#### DO THIS
Select every line holding the word "panel" and copy it.

#### RECORD EXCERPTS

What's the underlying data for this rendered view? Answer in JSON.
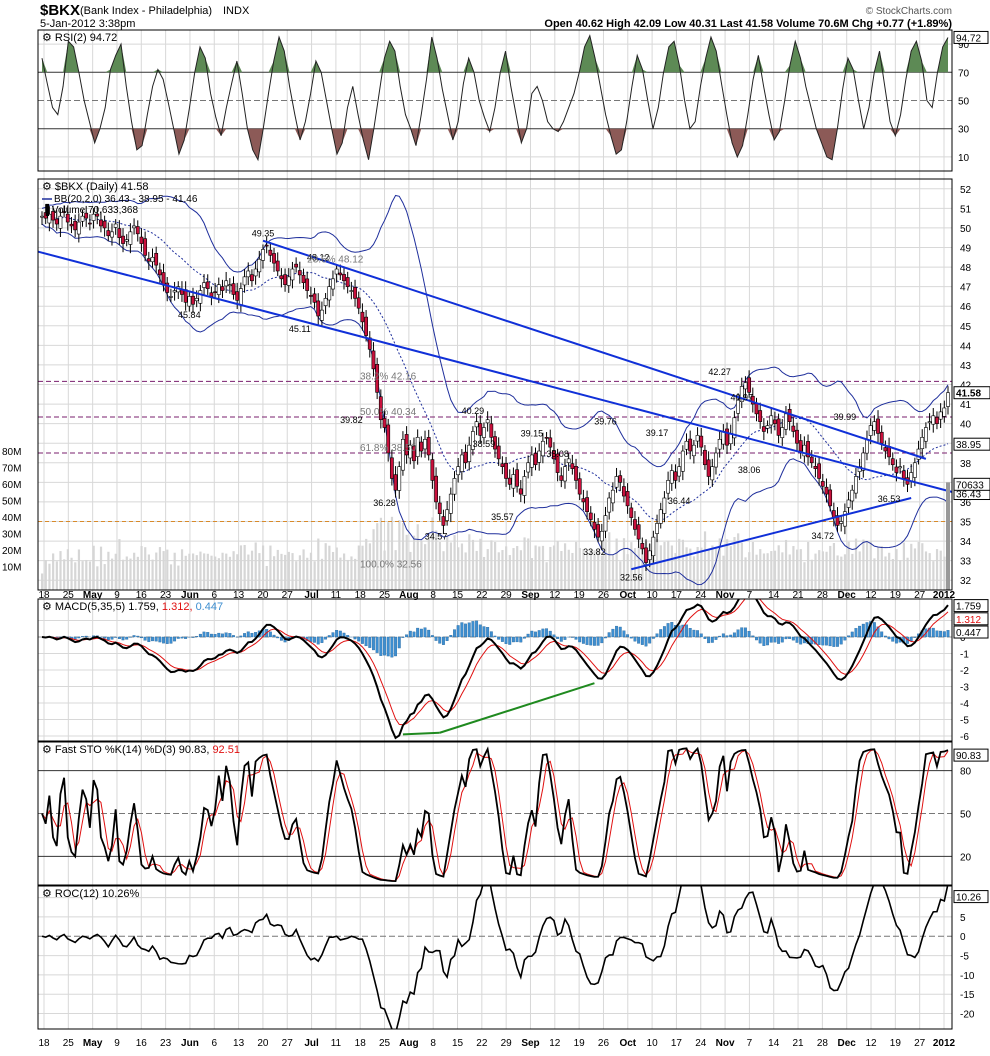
{
  "header": {
    "symbol": "$BKX",
    "name": "(Bank Index - Philadelphia)",
    "exchange": "INDX",
    "date": "5-Jan-2012 3:38pm",
    "quote": "Open 40.62  High 42.09  Low 40.31  Last 41.58  Volume 70.6M  Chg +0.77 (+1.89%)",
    "watermark": "© StockCharts.com"
  },
  "colors": {
    "up": "#ffffff",
    "down": "#c8103c",
    "bb": "#1f2f9c",
    "trend": "#1030d8",
    "fib": "#7a1f6e",
    "fib_last": "#d88a2a",
    "rsi_high": "#5d8a55",
    "rsi_low": "#8c5a57",
    "macd_signal": "#e01010",
    "macd_hist": "#3d8ed0",
    "divergence": "#1f8a1f",
    "grid": "#d8d8d8"
  },
  "chart_data": [
    {
      "type": "line",
      "panel": "rsi",
      "legend": "RSI(2) 94.72",
      "last_label": "94.72",
      "ylim": [
        0,
        100
      ],
      "yticks": [
        10,
        30,
        50,
        70,
        90
      ],
      "overbought": 70,
      "oversold": 30,
      "values": [
        80,
        62,
        45,
        40,
        60,
        92,
        88,
        70,
        50,
        35,
        20,
        30,
        45,
        72,
        82,
        90,
        60,
        35,
        15,
        18,
        40,
        60,
        72,
        65,
        48,
        30,
        12,
        22,
        45,
        70,
        88,
        80,
        55,
        38,
        25,
        45,
        62,
        78,
        55,
        30,
        15,
        8,
        30,
        55,
        78,
        95,
        85,
        60,
        40,
        22,
        35,
        55,
        78,
        70,
        50,
        30,
        12,
        20,
        45,
        60,
        40,
        22,
        8,
        30,
        55,
        80,
        92,
        85,
        60,
        40,
        30,
        18,
        40,
        65,
        95,
        80,
        58,
        40,
        22,
        35,
        62,
        80,
        70,
        50,
        38,
        28,
        45,
        70,
        85,
        60,
        40,
        20,
        30,
        55,
        60,
        50,
        35,
        30,
        28,
        35,
        45,
        55,
        70,
        88,
        96,
        80,
        60,
        40,
        25,
        12,
        15,
        35,
        60,
        82,
        72,
        50,
        30,
        45,
        70,
        88,
        92,
        75,
        50,
        30,
        35,
        60,
        80,
        95,
        85,
        62,
        40,
        20,
        10,
        18,
        40,
        65,
        82,
        60,
        40,
        22,
        28,
        50,
        75,
        92,
        80,
        60,
        45,
        30,
        20,
        10,
        8,
        30,
        58,
        80,
        72,
        50,
        30,
        45,
        70,
        85,
        60,
        35,
        25,
        40,
        65,
        85,
        92,
        78,
        50,
        45,
        70,
        88,
        94.72
      ]
    },
    {
      "type": "candlestick",
      "panel": "price",
      "legend": [
        "$BKX (Daily) 41.58",
        "BB(20,2.0) 36.43 - 38.95 - 41.46",
        "Volume 70,633,368"
      ],
      "x": [
        "18",
        "25",
        "May",
        "9",
        "16",
        "23",
        "Jun",
        "6",
        "13",
        "20",
        "27",
        "Jul",
        "11",
        "18",
        "25",
        "Aug",
        "8",
        "15",
        "22",
        "29",
        "Sep",
        "12",
        "19",
        "26",
        "Oct",
        "10",
        "17",
        "24",
        "Nov",
        "7",
        "14",
        "21",
        "28",
        "Dec",
        "12",
        "19",
        "27",
        "2012"
      ],
      "ylim": [
        31.5,
        52.5
      ],
      "yticks": [
        32,
        33,
        34,
        35,
        36,
        37,
        38,
        39,
        40,
        41,
        42,
        43,
        44,
        45,
        46,
        47,
        48,
        49,
        50,
        51,
        52
      ],
      "last": 41.58,
      "right_labels": [
        "41.58",
        "38.95",
        "36.43",
        "70633"
      ],
      "volume_ticks": [
        "80M",
        "70M",
        "60M",
        "50M",
        "40M",
        "30M",
        "20M",
        "10M"
      ],
      "closes": [
        50.6,
        50.5,
        50.7,
        50.4,
        50.2,
        50.6,
        50.8,
        50.3,
        50.1,
        49.9,
        50.3,
        50.6,
        50.5,
        50.2,
        50.7,
        50.6,
        50.1,
        50.0,
        49.6,
        49.8,
        50.2,
        49.5,
        49.2,
        49.4,
        49.8,
        50.1,
        49.7,
        49.2,
        48.6,
        48.3,
        48.5,
        48.1,
        47.6,
        47.1,
        46.7,
        46.5,
        46.8,
        47.0,
        46.6,
        46.2,
        46.5,
        46.1,
        46.4,
        46.8,
        47.2,
        46.9,
        46.5,
        46.7,
        47.1,
        46.8,
        47.3,
        47.1,
        46.6,
        46.3,
        46.9,
        47.5,
        47.8,
        47.3,
        47.9,
        48.4,
        48.9,
        49.1,
        48.6,
        48.2,
        47.8,
        47.4,
        47.1,
        47.5,
        47.9,
        48.0,
        47.6,
        47.2,
        46.8,
        46.5,
        46.2,
        45.5,
        45.8,
        46.4,
        47.0,
        47.4,
        47.9,
        47.6,
        47.3,
        47.0,
        46.8,
        46.4,
        45.9,
        45.2,
        44.5,
        43.8,
        42.8,
        41.6,
        40.2,
        39.8,
        38.5,
        37.2,
        36.6,
        37.8,
        39.2,
        38.4,
        38.9,
        38.1,
        39.3,
        38.6,
        39.2,
        38.4,
        37.1,
        36.0,
        35.4,
        34.8,
        35.6,
        36.4,
        37.2,
        37.8,
        38.4,
        38.0,
        38.9,
        39.6,
        40.1,
        39.4,
        39.8,
        40.2,
        39.3,
        38.7,
        38.2,
        37.8,
        37.2,
        36.9,
        37.4,
        36.8,
        36.4,
        37.3,
        38.0,
        38.4,
        37.9,
        38.6,
        39.1,
        39.3,
        38.8,
        38.2,
        37.5,
        37.1,
        37.8,
        38.2,
        37.7,
        37.1,
        36.4,
        36.0,
        35.5,
        35.1,
        34.6,
        34.2,
        34.5,
        35.3,
        36.2,
        36.6,
        37.3,
        37.0,
        36.3,
        35.8,
        35.2,
        34.6,
        34.1,
        33.6,
        32.9,
        33.5,
        34.2,
        34.9,
        35.6,
        36.2,
        37.1,
        37.6,
        37.1,
        37.8,
        38.6,
        39.1,
        38.6,
        38.9,
        39.4,
        38.8,
        37.9,
        37.3,
        37.8,
        38.5,
        39.2,
        39.6,
        38.9,
        39.5,
        40.3,
        41.2,
        41.9,
        42.1,
        41.6,
        41.0,
        40.5,
        40.1,
        39.6,
        39.9,
        40.4,
        40.0,
        39.4,
        39.8,
        40.5,
        40.1,
        39.6,
        39.0,
        38.6,
        38.9,
        38.3,
        38.0,
        37.7,
        37.2,
        36.8,
        36.4,
        35.8,
        35.2,
        34.8,
        35.0,
        35.5,
        36.1,
        36.6,
        37.3,
        37.8,
        38.5,
        39.2,
        39.9,
        40.1,
        39.5,
        39.0,
        38.6,
        38.3,
        37.9,
        37.5,
        37.8,
        37.2,
        36.9,
        37.5,
        38.0,
        38.7,
        39.3,
        39.8,
        40.1,
        40.4,
        40.0,
        40.6,
        40.8,
        41.58
      ],
      "swing_labels": [
        {
          "text": "49.35",
          "i": 60,
          "y": 49.35,
          "pos": "above"
        },
        {
          "text": "48.12",
          "i": 75,
          "y": 48.12,
          "pos": "above"
        },
        {
          "text": "45.84",
          "i": 40,
          "y": 46.0,
          "pos": "below"
        },
        {
          "text": "45.11",
          "i": 70,
          "y": 45.3,
          "pos": "below"
        },
        {
          "text": "39.82",
          "i": 84,
          "y": 39.82,
          "pos": "above"
        },
        {
          "text": "36.28",
          "i": 93,
          "y": 36.4,
          "pos": "below"
        },
        {
          "text": "34.57",
          "i": 107,
          "y": 34.7,
          "pos": "below"
        },
        {
          "text": "40.29",
          "i": 117,
          "y": 40.29,
          "pos": "above"
        },
        {
          "text": "38.59",
          "i": 120,
          "y": 38.59,
          "pos": "above"
        },
        {
          "text": "35.57",
          "i": 125,
          "y": 35.7,
          "pos": "below"
        },
        {
          "text": "39.15",
          "i": 133,
          "y": 39.15,
          "pos": "above"
        },
        {
          "text": "38.08",
          "i": 140,
          "y": 38.08,
          "pos": "above"
        },
        {
          "text": "33.82",
          "i": 150,
          "y": 33.9,
          "pos": "below"
        },
        {
          "text": "32.56",
          "i": 160,
          "y": 32.6,
          "pos": "below"
        },
        {
          "text": "39.76",
          "i": 153,
          "y": 39.76,
          "pos": "above"
        },
        {
          "text": "39.17",
          "i": 167,
          "y": 39.17,
          "pos": "above"
        },
        {
          "text": "36.44",
          "i": 173,
          "y": 36.5,
          "pos": "below"
        },
        {
          "text": "42.27",
          "i": 184,
          "y": 42.27,
          "pos": "above"
        },
        {
          "text": "40.97",
          "i": 190,
          "y": 40.97,
          "pos": "above"
        },
        {
          "text": "38.06",
          "i": 192,
          "y": 38.1,
          "pos": "below"
        },
        {
          "text": "34.72",
          "i": 212,
          "y": 34.72,
          "pos": "below"
        },
        {
          "text": "39.99",
          "i": 218,
          "y": 39.99,
          "pos": "above"
        },
        {
          "text": "36.53",
          "i": 230,
          "y": 36.6,
          "pos": "below"
        }
      ],
      "fib_levels": [
        {
          "label": "38.2% 42.16",
          "value": 42.16
        },
        {
          "label": "50.0% 40.34",
          "value": 40.34
        },
        {
          "label": "61.8% 38.50",
          "value": 38.5
        },
        {
          "label": "100.0% 32.56",
          "value": 32.56
        },
        {
          "label": "23.6% 48.12",
          "value": 48.12
        }
      ]
    },
    {
      "type": "line",
      "panel": "macd",
      "legend": [
        "MACD(5,35,5) 1.759,",
        "1.312,",
        "0.447"
      ],
      "right_labels": [
        "1.759",
        "1.312",
        "0.447"
      ],
      "ylim": [
        -6.3,
        2.3
      ],
      "yticks": [
        1,
        0,
        -1,
        -2,
        -3,
        -4,
        -5,
        -6
      ]
    },
    {
      "type": "line",
      "panel": "sto",
      "legend": [
        "Fast STO %K(14) %D(3) 90.83,",
        "92.51"
      ],
      "last_label": "90.83",
      "ylim": [
        0,
        100
      ],
      "yticks": [
        80,
        50,
        20
      ]
    },
    {
      "type": "line",
      "panel": "roc",
      "legend": "ROC(12) 10.26%",
      "last_label": "10.26",
      "ylim": [
        -24,
        13
      ],
      "yticks": [
        10,
        5,
        0,
        -5,
        -10,
        -15,
        -20
      ]
    }
  ]
}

#### TASK SOLUTION
      "panel": "rsi",
      "panel": "price",
      "panel": "macd",
      "panel": "sto",
      "panel": "roc",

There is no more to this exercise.